Instructions for the task:
Go through the records and copy each line where the word "server" occurs.

Provided records:
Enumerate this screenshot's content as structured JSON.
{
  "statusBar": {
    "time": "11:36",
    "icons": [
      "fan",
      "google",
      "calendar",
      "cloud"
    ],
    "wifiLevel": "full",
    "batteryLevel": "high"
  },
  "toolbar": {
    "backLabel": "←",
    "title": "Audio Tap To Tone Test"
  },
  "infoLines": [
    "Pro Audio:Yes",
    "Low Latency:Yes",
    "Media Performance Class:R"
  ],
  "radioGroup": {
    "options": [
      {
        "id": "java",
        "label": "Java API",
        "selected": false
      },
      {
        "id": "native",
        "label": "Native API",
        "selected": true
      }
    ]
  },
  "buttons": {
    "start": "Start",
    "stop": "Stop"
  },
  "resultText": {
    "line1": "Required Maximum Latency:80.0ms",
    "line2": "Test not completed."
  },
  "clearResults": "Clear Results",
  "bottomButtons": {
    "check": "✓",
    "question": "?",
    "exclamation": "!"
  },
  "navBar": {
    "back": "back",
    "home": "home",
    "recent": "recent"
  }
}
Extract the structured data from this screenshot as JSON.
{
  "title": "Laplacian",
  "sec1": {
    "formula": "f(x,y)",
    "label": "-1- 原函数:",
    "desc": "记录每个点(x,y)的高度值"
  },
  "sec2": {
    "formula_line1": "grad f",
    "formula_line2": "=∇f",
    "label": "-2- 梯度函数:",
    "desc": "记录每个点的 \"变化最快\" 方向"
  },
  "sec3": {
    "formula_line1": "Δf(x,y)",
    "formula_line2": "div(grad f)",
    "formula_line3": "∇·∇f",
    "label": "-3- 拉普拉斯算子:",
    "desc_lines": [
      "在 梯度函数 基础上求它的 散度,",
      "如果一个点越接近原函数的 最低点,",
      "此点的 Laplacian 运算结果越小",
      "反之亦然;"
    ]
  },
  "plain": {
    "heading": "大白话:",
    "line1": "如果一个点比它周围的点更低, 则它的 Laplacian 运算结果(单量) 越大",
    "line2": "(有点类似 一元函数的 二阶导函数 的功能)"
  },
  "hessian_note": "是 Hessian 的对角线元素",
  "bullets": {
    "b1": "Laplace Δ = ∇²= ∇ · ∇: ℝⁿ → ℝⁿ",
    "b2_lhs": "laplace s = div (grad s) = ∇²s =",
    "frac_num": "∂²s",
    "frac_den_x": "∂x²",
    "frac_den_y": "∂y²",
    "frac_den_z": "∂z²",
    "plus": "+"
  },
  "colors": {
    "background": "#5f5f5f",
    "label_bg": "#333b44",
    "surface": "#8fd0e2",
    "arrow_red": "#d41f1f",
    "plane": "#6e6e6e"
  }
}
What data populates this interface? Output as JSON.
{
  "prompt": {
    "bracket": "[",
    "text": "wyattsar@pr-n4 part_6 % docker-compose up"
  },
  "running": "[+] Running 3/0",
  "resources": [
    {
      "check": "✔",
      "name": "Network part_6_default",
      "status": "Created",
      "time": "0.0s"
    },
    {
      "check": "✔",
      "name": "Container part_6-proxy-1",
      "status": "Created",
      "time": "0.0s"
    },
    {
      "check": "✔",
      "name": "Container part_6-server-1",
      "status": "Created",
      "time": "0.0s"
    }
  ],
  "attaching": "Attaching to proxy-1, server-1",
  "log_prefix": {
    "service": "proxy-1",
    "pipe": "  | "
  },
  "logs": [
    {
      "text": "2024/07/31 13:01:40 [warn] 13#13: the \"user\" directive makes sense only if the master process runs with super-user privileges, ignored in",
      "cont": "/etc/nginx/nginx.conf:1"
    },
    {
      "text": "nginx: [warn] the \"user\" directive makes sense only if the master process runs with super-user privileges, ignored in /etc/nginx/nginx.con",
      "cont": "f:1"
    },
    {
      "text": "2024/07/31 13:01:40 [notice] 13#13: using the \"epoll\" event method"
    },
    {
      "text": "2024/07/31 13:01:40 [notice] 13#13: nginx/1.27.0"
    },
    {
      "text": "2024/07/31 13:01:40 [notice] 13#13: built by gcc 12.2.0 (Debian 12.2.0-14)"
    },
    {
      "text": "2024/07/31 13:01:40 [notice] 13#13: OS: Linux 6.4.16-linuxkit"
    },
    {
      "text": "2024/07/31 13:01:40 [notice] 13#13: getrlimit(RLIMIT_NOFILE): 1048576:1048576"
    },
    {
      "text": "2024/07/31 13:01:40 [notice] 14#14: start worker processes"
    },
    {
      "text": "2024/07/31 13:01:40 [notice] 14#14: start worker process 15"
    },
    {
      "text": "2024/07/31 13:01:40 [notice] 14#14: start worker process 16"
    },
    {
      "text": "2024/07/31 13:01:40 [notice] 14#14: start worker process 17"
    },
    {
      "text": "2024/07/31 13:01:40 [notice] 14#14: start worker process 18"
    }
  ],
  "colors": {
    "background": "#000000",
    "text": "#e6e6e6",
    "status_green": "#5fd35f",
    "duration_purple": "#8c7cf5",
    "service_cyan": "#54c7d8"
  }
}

Solved exercise:
      "name": "Container part_6-server-1",
  "attaching": "Attaching to proxy-1, server-1",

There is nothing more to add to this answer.